### [Set problem]
Copy out each line containing "Háztartások" from the entries below.

### [Lines of data]
******
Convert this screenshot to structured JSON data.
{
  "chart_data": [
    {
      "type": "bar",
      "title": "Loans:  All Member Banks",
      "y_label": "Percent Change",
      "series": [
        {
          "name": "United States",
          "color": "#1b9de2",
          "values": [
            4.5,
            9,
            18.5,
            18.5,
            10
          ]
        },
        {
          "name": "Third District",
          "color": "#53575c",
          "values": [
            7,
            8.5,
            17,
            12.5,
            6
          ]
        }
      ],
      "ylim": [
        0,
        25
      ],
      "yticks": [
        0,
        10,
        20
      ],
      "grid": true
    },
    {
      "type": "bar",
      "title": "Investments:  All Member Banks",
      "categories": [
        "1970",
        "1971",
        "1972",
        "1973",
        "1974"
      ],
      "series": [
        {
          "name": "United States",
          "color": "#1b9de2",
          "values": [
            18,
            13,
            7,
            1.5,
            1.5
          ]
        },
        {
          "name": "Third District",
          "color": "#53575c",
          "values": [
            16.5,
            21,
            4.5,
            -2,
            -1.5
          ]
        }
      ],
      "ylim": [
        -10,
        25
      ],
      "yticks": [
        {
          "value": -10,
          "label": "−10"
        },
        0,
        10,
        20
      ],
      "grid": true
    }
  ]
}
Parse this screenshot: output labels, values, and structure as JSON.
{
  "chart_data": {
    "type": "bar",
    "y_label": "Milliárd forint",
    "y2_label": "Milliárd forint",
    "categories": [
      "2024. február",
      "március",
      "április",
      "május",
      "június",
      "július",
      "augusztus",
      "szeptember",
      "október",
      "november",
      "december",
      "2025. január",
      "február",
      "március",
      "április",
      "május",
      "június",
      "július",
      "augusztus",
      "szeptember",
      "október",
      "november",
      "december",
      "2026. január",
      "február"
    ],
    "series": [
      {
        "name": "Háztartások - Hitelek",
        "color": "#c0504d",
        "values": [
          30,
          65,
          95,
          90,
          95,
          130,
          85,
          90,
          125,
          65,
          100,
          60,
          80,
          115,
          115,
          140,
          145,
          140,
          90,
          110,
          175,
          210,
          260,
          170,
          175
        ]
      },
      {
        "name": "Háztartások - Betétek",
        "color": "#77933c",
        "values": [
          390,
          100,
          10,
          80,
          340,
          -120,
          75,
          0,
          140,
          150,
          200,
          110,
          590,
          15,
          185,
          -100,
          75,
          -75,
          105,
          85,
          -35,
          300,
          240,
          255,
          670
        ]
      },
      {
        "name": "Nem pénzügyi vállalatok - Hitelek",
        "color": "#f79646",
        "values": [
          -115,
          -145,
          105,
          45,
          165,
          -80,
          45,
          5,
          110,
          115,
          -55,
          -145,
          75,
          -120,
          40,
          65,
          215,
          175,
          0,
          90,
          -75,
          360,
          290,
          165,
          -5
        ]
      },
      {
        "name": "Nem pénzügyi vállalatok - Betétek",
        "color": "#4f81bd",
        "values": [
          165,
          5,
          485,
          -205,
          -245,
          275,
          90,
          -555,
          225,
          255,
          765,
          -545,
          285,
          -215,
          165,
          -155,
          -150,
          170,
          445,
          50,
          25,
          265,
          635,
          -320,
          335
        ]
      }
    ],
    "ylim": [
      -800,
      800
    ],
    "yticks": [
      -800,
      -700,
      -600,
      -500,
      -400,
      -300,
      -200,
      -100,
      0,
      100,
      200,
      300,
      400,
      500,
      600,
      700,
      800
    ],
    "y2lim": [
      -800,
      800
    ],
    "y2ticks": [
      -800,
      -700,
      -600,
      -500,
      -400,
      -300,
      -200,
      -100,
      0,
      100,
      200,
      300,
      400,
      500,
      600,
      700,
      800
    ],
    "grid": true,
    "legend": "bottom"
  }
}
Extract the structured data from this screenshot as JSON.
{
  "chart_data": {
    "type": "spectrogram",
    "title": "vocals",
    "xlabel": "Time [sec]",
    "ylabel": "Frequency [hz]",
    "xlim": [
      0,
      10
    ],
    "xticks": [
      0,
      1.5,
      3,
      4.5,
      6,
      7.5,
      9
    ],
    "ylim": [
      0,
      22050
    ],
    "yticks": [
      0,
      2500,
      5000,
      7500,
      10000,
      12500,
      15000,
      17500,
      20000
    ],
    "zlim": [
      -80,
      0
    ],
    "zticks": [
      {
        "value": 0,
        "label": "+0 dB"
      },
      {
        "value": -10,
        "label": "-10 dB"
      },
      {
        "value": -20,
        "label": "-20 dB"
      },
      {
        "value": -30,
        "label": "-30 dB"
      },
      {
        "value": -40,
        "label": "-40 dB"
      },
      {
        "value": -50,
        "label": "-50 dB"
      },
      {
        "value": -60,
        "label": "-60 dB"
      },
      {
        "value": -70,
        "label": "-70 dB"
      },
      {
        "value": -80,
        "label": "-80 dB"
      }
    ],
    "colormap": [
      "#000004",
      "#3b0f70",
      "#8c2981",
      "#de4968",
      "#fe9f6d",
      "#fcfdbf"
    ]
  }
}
******
### [Worked solution]
        "name": "Háztartások - Hitelek",
        "name": "Háztartások - Betétek",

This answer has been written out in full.